*Dataset*.
┄┄┄┄┄┄┄┄┄┄┄┄┄┄┄┄┄┄┄┄

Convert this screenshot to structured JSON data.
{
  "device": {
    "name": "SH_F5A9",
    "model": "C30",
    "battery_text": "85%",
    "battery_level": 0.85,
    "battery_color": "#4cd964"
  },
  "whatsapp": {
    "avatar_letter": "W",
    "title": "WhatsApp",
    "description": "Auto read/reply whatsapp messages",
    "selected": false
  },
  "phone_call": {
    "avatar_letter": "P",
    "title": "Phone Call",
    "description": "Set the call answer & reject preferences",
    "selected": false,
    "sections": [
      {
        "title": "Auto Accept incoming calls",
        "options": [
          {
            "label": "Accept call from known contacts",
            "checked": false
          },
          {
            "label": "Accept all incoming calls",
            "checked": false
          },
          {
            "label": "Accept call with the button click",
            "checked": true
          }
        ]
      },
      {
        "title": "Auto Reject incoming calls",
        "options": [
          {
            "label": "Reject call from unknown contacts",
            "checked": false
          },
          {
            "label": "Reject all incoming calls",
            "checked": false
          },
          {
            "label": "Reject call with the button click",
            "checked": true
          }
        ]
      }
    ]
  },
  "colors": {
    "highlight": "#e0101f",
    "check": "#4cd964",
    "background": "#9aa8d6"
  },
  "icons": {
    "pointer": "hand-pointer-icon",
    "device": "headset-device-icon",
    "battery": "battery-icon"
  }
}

┄┄┄┄┄┄┄┄┄┄┄┄┄┄┄┄┄┄┄┄

Copy the material above verbatim.

*Written solution*.
Convert this screenshot to structured JSON data.
{
  "device": {
    "name": "SH_F5A9",
    "model": "C30",
    "battery_text": "85%",
    "battery_level": 0.85,
    "battery_color": "#4cd964"
  },
  "whatsapp": {
    "avatar_letter": "W",
    "title": "WhatsApp",
    "description": "Auto read/reply whatsapp messages",
    "selected": false
  },
  "phone_call": {
    "avatar_letter": "P",
    "title": "Phone Call",
    "description": "Set the call answer & reject preferences",
    "selected": false,
    "sections": [
      {
        "title": "Auto Accept incoming calls",
        "options": [
          {
            "label": "Accept call from known contacts",
            "checked": false
          },
          {
            "label": "Accept all incoming calls",
            "checked": false
          },
          {
            "label": "Accept call with the button click",
            "checked": true
          }
        ]
      },
      {
        "title": "Auto Reject incoming calls",
        "options": [
          {
            "label": "Reject call from unknown contacts",
            "checked": false
          },
          {
            "label": "Reject all incoming calls",
            "checked": false
          },
          {
            "label": "Reject call with the button click",
            "checked": true
          }
        ]
      }
    ]
  },
  "colors": {
    "highlight": "#e0101f",
    "check": "#4cd964",
    "background": "#9aa8d6"
  },
  "icons": {
    "pointer": "hand-pointer-icon",
    "device": "headset-device-icon",
    "battery": "battery-icon"
  }
}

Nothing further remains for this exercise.